═══ Source data ═══

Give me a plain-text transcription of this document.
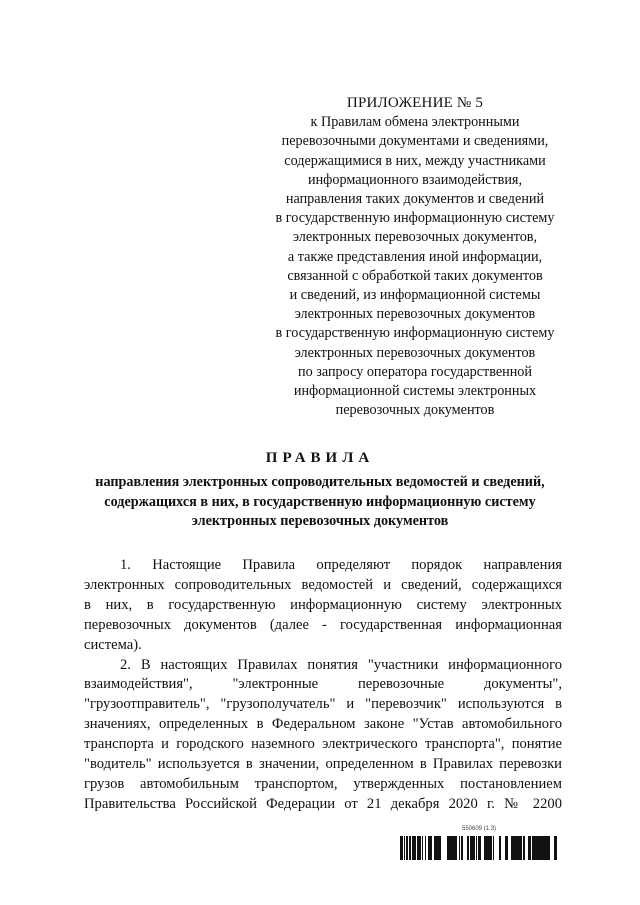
ПРИЛОЖЕНИЕ № 5
к Правилам обмена электронными
перевозочными документами и сведениями,
содержащимися в них, между участниками
информационного взаимодействия,
направления таких документов и сведений
в государственную информационную систему
электронных перевозочных документов,
а также представления иной информации,
связанной с обработкой таких документов
и сведений, из информационной системы
электронных перевозочных документов
в государственную информационную систему
электронных перевозочных документов
по запросу оператора государственной
информационной системы электронных
перевозочных документов
ПРАВИЛА
направления электронных сопроводительных ведомостей и сведений,
содержащихся в них, в государственную информационную систему
электронных перевозочных документов
1. Настоящие Правила определяют порядок направления
электронных сопроводительных ведомостей и сведений, содержащихся
в них, в государственную информационную систему электронных
перевозочных документов (далее - государственная информационная
система).
2. В настоящих Правилах понятия "участники информационного
взаимодействия", "электронные перевозочные документы",
"грузоотправитель", "грузополучатель" и "перевозчик" используются в
значениях, определенных в Федеральном законе "Устав автомобильного
транспорта и городского наземного электрического транспорта", понятие
"водитель" используется в значении, определенном в Правилах перевозки
грузов автомобильным транспортом, утвержденных постановлением
Правительства Российской Федерации от 21 декабря 2020 г. № 2200
550609 (1.3)
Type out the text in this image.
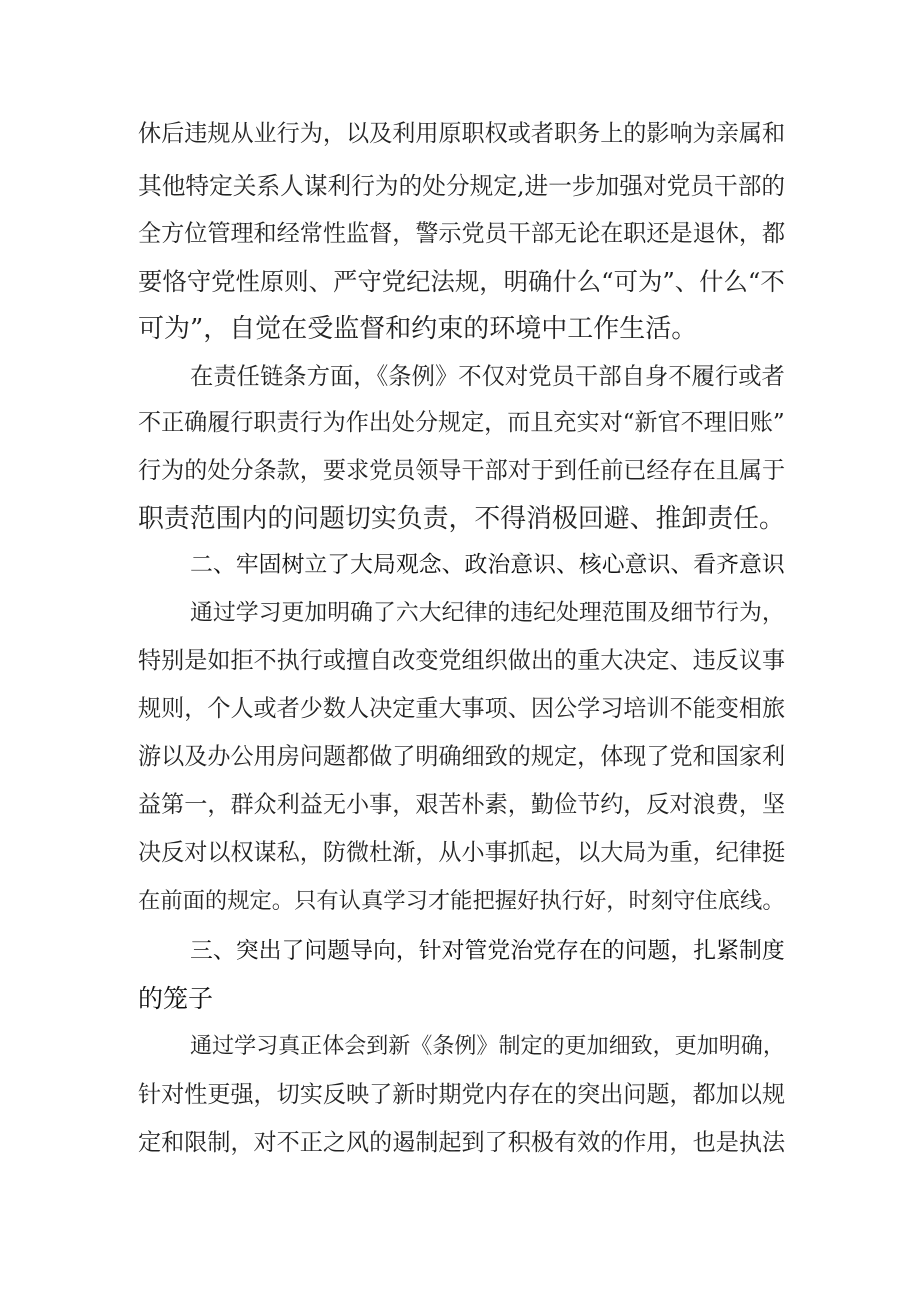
休后违规从业行为，以及利用原职权或者职务上的影响为亲属和
其他特定关系人谋利行为的处分规定,进一步加强对党员干部的
全方位管理和经常性监督，警示党员干部无论在职还是退休，都
要恪守党性原则、严守党纪法规，明确什么“可为”、什么“不
可为”，自觉在受监督和约束的环境中工作生活。
在责任链条方面，《条例》不仅对党员干部自身不履行或者
不正确履行职责行为作出处分规定，而且充实对“新官不理旧账”
行为的处分条款，要求党员领导干部对于到任前已经存在且属于
职责范围内的问题切实负责，不得消极回避、推卸责任。
二、牢固树立了大局观念、政治意识、核心意识、看齐意识
通过学习更加明确了六大纪律的违纪处理范围及细节行为，
特别是如拒不执行或擅自改变党组织做出的重大决定、违反议事
规则，个人或者少数人决定重大事项、因公学习培训不能变相旅
游以及办公用房问题都做了明确细致的规定，体现了党和国家利
益第一，群众利益无小事，艰苦朴素，勤俭节约，反对浪费，坚
决反对以权谋私，防微杜渐，从小事抓起，以大局为重，纪律挺
在前面的规定。只有认真学习才能把握好执行好，时刻守住底线。
三、突出了问题导向，针对管党治党存在的问题，扎紧制度
的笼子
通过学习真正体会到新《条例》制定的更加细致，更加明确，
针对性更强，切实反映了新时期党内存在的突出问题，都加以规
定和限制，对不正之风的遏制起到了积极有效的作用，也是执法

═══

Look through the records and count each line that holds "системы". Write only the total.

*Written solution*: 2